▶ Passage shown
=-=-=

To measure the performance of IPRateMonitor
, a simple Click
configuration was run in a Linux kernel 2.2.16 on an off-the-shelf PC (700 Mhz
Pentium III, 256 KB cache, 256 MB memory) that sends packets through an
IPRateMonitor
element. Bogus UDP packets were generated by Click itself
to avoid time consuming interaction with network interfaces. IP spoofing
attackers were simulated by generating UDP packets with an IP source address
picked from a fixed set of IP addresses in round-robin fashion. Measurements
were done for different memory limits and for an expand threshold of 0, i.e.,
maximum expansion.
The graph in Figure 5 shows the number of packets that
IPRateMonitor
can handle as a function of its imposed memory limit. The
graph shows this for 5 UDP flood attacks that differ only in the number of
attackers (i.e., IP source addresses) involved. The IP source addresses used
in the malicious UDP packets constitute a worst-case scenario (see
Section 5.4).

=-=-=

▶ Data for review
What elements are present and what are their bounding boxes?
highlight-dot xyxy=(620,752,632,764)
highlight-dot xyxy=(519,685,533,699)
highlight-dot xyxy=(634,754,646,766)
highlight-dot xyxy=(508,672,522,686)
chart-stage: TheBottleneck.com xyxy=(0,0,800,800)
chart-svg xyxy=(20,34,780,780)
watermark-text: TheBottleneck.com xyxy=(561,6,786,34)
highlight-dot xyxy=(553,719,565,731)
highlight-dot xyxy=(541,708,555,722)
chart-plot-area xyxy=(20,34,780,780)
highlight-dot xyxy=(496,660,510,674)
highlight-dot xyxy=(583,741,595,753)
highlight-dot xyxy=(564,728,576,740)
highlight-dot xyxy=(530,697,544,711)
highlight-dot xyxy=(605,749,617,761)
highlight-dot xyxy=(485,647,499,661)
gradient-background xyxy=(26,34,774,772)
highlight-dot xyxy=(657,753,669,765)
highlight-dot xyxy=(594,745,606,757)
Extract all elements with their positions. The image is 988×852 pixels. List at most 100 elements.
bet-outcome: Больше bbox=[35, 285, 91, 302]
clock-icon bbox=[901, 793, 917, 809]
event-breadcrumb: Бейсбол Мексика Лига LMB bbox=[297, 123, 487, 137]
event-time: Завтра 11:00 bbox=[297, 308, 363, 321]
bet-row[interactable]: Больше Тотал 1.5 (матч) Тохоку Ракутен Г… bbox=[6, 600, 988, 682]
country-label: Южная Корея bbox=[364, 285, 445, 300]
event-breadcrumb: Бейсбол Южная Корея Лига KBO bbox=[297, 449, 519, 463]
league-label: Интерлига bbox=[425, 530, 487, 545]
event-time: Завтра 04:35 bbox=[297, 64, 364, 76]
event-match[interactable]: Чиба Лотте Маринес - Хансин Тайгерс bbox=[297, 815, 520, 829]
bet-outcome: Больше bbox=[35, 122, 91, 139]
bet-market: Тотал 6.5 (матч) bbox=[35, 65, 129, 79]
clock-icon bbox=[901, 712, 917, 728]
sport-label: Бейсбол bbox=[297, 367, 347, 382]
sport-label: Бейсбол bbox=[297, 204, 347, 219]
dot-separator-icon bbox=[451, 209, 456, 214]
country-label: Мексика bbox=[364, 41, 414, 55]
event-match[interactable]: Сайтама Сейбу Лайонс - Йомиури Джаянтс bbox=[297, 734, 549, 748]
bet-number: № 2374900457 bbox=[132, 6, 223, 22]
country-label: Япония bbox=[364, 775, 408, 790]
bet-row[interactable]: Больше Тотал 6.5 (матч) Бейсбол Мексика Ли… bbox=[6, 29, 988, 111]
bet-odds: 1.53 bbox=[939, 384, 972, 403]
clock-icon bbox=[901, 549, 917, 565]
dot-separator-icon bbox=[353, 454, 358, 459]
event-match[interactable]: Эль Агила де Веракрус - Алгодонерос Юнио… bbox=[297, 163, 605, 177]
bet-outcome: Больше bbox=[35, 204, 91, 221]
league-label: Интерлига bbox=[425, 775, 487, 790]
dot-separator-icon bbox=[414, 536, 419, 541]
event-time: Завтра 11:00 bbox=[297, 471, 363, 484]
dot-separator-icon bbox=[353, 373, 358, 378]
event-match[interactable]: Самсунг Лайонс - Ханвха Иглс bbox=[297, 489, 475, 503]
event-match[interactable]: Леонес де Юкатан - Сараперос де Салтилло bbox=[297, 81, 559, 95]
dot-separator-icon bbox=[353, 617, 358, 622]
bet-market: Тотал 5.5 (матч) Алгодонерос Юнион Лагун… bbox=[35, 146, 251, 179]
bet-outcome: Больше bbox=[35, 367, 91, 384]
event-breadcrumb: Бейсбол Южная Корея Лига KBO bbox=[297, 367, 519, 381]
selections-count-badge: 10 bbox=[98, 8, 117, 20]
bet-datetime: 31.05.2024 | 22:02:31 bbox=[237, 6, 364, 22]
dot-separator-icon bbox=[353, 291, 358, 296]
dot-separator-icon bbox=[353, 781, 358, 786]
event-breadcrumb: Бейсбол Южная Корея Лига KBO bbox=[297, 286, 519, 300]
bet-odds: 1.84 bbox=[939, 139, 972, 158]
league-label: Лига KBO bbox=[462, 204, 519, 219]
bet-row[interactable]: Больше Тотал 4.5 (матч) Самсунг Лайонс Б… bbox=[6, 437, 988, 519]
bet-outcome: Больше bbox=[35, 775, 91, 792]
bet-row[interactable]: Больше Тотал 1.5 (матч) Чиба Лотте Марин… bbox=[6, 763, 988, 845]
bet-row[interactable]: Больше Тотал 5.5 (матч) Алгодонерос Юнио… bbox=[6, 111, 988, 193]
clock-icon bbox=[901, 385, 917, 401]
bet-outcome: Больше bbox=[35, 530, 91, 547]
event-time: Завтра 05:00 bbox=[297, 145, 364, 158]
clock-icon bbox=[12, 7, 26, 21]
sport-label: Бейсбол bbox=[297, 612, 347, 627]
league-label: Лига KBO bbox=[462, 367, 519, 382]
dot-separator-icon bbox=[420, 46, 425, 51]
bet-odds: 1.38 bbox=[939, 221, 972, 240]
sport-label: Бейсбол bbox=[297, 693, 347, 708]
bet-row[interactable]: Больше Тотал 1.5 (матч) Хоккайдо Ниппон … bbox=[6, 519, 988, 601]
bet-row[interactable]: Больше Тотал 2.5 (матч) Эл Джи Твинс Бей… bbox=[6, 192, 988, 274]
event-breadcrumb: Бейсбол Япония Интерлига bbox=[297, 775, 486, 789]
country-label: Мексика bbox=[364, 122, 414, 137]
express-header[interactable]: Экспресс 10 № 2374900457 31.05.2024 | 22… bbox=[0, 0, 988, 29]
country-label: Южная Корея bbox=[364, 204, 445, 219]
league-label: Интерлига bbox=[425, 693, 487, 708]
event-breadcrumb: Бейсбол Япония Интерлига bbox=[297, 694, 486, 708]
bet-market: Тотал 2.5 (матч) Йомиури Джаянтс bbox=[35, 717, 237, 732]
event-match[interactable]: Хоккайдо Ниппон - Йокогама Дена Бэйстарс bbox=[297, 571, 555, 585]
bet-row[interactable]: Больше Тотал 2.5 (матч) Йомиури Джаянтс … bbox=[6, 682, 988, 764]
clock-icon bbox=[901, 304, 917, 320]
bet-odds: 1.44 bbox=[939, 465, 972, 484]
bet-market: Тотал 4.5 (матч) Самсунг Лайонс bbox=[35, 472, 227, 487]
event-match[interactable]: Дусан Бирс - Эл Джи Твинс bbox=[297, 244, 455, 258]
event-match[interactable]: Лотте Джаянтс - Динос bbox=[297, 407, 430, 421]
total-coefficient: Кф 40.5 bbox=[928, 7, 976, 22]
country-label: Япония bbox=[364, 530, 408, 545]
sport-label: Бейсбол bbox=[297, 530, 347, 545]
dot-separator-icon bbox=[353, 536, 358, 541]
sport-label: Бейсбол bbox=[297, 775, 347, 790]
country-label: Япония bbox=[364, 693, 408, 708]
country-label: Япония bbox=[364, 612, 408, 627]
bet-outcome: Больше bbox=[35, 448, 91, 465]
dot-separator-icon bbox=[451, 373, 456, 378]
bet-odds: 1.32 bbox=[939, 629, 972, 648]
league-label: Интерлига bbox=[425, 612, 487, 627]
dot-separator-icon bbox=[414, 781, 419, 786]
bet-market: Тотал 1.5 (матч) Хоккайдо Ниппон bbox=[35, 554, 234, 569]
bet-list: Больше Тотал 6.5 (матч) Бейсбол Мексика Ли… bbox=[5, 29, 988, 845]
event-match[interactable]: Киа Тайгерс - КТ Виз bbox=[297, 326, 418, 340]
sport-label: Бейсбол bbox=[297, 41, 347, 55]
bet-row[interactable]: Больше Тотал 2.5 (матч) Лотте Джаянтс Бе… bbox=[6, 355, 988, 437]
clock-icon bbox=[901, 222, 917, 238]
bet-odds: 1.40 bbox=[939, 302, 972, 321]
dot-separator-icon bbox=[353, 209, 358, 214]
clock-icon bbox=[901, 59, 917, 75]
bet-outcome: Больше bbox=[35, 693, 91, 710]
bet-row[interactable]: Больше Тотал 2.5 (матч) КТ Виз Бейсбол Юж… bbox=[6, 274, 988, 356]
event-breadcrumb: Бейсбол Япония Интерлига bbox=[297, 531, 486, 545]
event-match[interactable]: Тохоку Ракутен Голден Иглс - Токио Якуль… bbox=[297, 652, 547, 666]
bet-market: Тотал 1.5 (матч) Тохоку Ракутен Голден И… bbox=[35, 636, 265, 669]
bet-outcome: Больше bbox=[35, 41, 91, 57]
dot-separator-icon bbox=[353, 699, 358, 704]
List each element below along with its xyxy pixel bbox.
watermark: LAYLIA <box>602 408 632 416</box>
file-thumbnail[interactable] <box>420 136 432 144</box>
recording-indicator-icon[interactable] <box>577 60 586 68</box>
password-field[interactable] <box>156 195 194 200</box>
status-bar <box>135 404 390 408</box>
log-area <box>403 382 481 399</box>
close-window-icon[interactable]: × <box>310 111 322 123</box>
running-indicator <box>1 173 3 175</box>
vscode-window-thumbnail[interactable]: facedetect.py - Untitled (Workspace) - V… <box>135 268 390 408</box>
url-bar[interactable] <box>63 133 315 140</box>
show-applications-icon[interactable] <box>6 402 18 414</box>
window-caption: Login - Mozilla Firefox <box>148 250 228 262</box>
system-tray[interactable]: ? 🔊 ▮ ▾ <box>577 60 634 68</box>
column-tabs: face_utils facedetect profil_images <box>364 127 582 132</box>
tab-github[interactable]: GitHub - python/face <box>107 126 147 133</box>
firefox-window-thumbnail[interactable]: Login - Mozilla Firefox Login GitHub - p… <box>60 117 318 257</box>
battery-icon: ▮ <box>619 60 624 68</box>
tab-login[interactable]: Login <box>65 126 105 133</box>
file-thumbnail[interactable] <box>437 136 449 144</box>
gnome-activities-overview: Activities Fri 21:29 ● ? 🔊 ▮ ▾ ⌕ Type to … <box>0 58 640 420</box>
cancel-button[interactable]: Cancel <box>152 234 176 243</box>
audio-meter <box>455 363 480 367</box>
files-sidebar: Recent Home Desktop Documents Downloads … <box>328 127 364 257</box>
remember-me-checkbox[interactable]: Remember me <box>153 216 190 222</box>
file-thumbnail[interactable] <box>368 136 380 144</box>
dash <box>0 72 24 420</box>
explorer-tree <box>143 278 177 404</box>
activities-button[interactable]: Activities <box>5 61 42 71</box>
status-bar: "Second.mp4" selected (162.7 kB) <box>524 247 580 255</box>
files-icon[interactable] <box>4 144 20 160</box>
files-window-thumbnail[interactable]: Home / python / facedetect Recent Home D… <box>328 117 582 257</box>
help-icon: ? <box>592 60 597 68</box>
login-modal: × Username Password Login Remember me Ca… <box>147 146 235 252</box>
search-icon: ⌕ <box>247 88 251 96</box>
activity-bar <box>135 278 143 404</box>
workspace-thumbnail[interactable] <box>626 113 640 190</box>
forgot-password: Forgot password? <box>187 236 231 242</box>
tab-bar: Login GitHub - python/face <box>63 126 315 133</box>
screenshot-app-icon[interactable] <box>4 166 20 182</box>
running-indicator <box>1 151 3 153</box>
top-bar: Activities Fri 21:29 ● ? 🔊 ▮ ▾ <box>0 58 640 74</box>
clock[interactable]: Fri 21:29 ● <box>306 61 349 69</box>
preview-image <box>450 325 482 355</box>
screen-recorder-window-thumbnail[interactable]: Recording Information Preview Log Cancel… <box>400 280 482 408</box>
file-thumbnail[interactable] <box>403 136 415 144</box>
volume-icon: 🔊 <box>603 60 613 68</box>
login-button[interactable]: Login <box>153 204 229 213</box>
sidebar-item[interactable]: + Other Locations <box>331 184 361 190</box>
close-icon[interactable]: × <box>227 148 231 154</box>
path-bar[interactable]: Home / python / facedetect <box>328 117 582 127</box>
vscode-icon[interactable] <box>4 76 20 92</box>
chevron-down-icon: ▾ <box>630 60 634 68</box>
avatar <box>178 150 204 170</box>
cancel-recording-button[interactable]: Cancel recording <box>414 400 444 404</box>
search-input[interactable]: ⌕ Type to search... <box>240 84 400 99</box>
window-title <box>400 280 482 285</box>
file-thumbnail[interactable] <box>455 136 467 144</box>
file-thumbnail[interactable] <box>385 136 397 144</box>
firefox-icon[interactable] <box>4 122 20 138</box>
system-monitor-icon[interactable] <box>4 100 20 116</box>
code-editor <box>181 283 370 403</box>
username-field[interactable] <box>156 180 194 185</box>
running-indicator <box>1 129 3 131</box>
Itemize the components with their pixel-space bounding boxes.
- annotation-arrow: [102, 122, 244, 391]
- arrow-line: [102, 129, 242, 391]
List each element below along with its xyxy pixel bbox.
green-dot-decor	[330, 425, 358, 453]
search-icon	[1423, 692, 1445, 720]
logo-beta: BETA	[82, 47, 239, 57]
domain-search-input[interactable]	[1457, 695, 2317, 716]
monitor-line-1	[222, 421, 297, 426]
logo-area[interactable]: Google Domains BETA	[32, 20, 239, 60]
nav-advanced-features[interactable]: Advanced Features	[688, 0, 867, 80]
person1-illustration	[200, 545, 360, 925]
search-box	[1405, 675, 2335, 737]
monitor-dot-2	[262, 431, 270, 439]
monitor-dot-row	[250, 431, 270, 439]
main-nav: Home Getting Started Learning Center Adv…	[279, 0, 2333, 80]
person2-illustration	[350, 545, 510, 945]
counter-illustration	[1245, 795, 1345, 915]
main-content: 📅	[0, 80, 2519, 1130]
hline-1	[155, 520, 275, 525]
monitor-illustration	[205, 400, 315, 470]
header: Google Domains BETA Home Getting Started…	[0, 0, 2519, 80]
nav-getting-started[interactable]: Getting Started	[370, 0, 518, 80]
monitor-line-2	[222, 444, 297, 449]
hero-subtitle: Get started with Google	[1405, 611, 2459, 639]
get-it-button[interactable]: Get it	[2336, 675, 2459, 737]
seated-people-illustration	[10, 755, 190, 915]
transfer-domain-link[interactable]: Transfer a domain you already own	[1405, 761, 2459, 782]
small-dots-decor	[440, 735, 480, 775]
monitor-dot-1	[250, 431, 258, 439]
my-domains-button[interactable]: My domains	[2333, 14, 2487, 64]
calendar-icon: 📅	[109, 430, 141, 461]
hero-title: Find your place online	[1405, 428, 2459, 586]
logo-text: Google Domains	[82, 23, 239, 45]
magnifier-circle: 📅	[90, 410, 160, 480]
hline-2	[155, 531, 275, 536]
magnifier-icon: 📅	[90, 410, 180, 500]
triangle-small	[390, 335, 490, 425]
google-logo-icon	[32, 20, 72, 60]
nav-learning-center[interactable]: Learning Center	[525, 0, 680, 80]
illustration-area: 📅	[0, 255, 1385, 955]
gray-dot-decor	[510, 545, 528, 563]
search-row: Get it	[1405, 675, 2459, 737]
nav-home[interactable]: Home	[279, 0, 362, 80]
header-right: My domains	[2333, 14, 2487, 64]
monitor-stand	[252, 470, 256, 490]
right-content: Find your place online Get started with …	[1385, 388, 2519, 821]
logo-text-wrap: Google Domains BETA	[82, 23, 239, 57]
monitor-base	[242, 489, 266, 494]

=-=-=

Reproduce the IPRateMonitor passage starting at "To measure the" and ending at "maximum expansion.". The entries have nothing to do with the IPRateMonitor passage.

To measure the performance of IPRateMonitor
, a simple Click
configuration was run in a Linux kernel 2.2.16 on an off-the-shelf PC (700 Mhz
Pentium III, 256 KB cache, 256 MB memory) that sends packets through an
IPRateMonitor
element. Bogus UDP packets were generated by Click itself
to avoid time consuming interaction with network interfaces. IP spoofing
attackers were simulated by generating UDP packets with an IP source address
picked from a fixed set of IP addresses in round-robin fashion. Measurements
were done for different memory limits and for an expand threshold of 0, i.e.,
maximum expansion.